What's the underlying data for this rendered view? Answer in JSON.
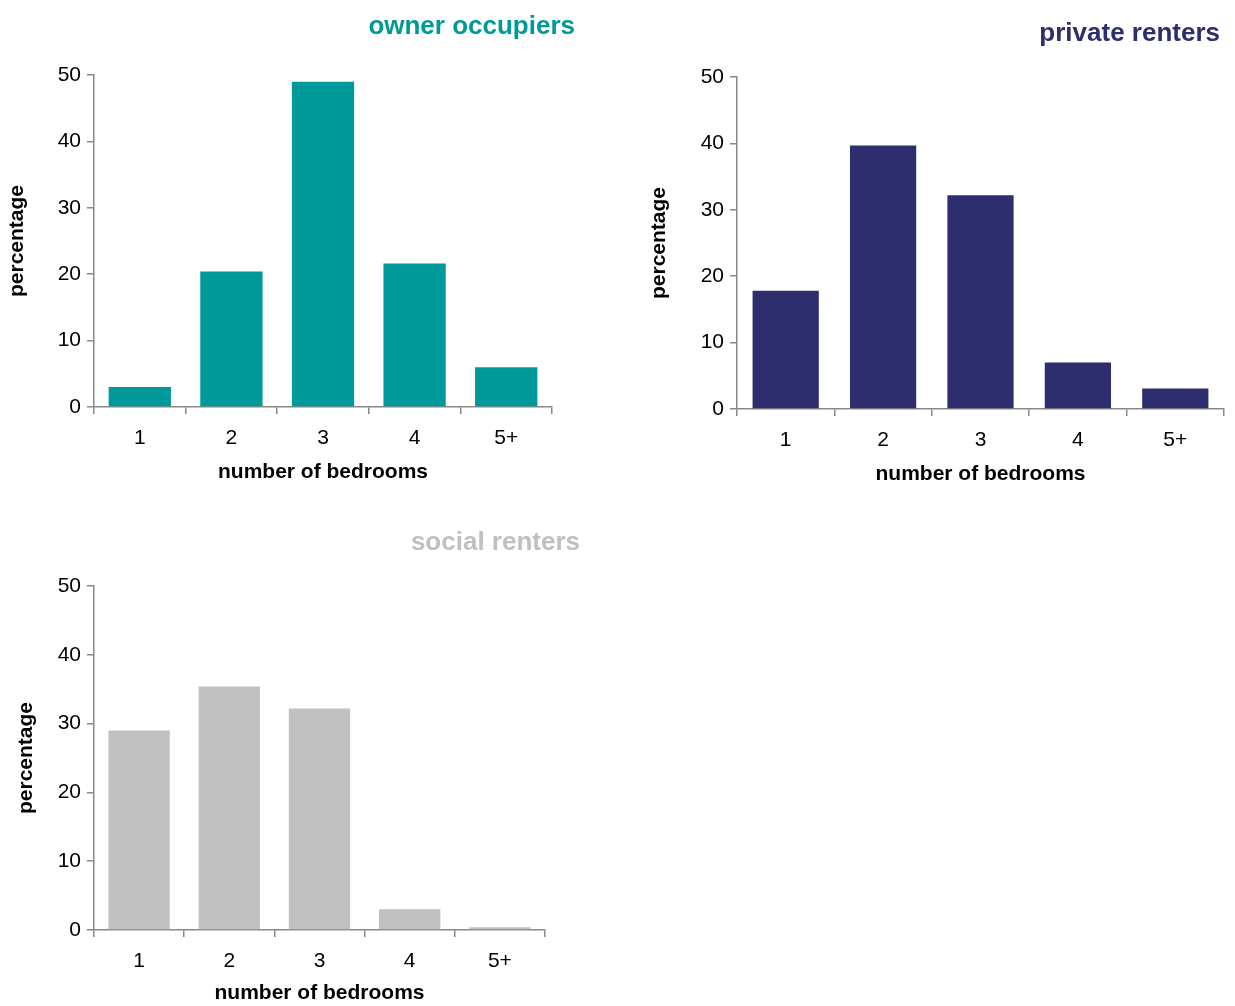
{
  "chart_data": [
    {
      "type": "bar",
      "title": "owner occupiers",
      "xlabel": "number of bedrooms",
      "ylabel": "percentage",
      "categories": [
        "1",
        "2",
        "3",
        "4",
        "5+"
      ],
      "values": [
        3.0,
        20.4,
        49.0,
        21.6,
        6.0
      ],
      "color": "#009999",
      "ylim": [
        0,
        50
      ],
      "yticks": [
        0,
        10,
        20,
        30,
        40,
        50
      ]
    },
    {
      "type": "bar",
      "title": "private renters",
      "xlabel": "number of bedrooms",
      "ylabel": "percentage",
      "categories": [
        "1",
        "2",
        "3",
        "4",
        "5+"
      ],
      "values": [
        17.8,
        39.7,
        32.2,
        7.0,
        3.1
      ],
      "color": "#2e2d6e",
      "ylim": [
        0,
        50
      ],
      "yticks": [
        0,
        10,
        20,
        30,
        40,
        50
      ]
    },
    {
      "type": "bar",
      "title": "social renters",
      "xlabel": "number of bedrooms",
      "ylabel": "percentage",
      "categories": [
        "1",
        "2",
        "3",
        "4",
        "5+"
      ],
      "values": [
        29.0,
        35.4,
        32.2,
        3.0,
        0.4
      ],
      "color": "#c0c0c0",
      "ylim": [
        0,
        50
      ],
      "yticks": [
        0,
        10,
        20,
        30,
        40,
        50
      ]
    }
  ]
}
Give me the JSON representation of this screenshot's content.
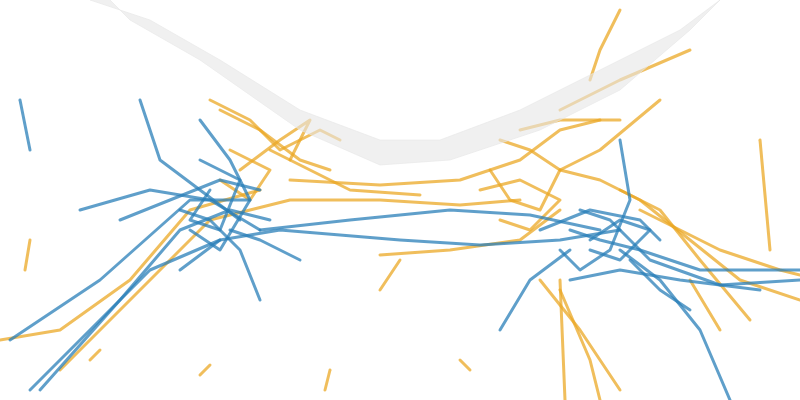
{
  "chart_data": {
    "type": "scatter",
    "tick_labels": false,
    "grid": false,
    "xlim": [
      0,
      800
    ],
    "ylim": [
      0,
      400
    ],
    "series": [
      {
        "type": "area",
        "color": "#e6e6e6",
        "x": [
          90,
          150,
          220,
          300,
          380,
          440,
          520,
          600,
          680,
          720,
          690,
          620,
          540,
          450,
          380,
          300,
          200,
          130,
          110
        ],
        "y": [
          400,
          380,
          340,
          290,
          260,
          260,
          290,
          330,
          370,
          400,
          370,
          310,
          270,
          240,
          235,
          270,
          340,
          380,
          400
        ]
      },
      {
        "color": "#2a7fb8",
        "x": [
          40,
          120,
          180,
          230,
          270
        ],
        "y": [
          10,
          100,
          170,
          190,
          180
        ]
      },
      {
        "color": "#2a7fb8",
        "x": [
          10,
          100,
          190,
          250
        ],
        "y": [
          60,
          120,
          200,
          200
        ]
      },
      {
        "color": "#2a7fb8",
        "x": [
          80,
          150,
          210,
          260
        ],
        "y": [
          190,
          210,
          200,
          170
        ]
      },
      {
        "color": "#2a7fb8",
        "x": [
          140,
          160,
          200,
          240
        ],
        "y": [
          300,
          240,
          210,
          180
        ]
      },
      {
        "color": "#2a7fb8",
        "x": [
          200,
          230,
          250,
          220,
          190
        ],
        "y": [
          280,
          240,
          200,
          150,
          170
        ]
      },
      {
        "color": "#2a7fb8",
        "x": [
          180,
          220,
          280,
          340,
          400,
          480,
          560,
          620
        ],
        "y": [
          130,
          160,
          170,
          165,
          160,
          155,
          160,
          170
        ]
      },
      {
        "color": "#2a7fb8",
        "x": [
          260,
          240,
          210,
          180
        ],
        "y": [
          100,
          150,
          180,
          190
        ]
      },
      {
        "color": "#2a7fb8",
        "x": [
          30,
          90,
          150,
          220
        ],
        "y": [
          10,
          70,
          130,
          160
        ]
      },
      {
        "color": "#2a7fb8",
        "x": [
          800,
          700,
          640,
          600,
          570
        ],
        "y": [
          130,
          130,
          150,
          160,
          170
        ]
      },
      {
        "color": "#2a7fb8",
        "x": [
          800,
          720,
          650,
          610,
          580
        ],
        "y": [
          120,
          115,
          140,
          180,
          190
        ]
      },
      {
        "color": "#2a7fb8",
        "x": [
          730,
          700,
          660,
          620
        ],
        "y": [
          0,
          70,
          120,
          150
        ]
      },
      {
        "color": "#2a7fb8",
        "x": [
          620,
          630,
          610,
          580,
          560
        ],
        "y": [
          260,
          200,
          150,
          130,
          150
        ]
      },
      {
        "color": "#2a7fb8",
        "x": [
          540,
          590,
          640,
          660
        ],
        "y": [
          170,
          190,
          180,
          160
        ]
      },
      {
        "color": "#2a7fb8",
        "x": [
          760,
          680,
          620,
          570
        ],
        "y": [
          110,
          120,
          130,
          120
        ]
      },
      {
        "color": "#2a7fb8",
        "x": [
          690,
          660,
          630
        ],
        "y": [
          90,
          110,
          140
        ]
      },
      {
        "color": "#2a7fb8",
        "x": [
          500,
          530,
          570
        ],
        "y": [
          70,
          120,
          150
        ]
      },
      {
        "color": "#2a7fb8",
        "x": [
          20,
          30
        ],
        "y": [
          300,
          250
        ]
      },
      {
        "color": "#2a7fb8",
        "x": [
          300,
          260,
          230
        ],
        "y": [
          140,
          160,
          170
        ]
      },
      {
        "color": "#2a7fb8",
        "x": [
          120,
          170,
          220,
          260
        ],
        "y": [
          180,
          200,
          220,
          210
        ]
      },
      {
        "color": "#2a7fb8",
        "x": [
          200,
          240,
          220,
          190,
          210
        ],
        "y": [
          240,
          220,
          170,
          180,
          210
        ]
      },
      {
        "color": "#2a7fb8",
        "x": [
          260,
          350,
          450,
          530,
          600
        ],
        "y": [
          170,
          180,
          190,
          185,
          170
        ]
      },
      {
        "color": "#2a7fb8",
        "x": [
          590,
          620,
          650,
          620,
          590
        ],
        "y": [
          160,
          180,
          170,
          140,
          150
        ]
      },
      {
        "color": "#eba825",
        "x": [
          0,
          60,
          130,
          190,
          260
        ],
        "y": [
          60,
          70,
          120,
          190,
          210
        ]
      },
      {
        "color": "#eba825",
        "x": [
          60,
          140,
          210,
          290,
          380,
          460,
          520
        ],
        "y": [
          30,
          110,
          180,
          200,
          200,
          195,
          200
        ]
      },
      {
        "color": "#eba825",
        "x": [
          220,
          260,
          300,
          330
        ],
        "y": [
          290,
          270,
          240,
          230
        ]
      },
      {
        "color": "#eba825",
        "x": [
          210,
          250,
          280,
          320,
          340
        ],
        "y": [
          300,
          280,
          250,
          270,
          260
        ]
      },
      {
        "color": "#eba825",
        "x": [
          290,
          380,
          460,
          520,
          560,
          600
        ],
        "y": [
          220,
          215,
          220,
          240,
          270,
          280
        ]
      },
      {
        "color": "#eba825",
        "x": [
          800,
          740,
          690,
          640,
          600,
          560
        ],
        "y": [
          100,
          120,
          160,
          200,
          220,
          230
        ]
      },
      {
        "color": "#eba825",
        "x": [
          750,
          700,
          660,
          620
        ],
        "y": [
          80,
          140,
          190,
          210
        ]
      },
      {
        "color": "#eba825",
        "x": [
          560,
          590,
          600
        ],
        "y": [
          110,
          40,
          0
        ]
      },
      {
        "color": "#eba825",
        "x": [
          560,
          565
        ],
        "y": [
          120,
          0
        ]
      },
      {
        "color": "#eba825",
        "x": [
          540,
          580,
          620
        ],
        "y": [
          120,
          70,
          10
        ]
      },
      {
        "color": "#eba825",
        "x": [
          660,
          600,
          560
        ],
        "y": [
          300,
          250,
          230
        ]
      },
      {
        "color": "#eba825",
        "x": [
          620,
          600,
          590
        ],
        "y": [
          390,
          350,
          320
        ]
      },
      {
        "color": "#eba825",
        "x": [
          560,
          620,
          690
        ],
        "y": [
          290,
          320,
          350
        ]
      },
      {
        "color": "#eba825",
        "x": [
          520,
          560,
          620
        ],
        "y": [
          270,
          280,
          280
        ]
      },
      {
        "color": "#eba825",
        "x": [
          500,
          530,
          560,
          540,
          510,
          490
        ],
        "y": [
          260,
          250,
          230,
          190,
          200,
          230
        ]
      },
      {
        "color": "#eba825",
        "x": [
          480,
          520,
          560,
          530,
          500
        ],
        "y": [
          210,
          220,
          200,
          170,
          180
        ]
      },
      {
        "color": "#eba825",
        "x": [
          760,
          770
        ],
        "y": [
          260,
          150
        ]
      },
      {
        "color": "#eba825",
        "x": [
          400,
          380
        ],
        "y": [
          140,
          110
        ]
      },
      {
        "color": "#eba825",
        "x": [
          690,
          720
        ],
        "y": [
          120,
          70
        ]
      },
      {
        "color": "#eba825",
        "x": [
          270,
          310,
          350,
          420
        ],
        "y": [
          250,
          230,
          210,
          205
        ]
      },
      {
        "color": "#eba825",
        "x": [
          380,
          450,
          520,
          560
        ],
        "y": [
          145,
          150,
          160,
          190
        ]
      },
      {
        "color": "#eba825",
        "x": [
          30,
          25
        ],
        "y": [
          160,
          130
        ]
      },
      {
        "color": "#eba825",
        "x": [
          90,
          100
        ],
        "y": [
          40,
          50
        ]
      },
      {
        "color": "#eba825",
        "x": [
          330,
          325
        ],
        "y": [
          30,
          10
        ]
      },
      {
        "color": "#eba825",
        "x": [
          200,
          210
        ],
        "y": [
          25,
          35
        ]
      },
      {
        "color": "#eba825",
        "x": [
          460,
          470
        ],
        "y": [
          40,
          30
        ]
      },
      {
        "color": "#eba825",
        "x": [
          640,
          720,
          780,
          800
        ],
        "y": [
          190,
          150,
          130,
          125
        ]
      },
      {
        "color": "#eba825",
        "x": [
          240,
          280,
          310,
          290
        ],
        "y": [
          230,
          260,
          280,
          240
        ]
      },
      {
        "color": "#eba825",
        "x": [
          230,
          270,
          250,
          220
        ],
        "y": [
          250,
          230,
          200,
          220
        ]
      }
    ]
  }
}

....

Pick out and copy the lines of the material that include the word "this".

Correct answer:
What's the underlying data for this rendered view? Answer in JSON.
Give me the JSON representation of this screenshot's content.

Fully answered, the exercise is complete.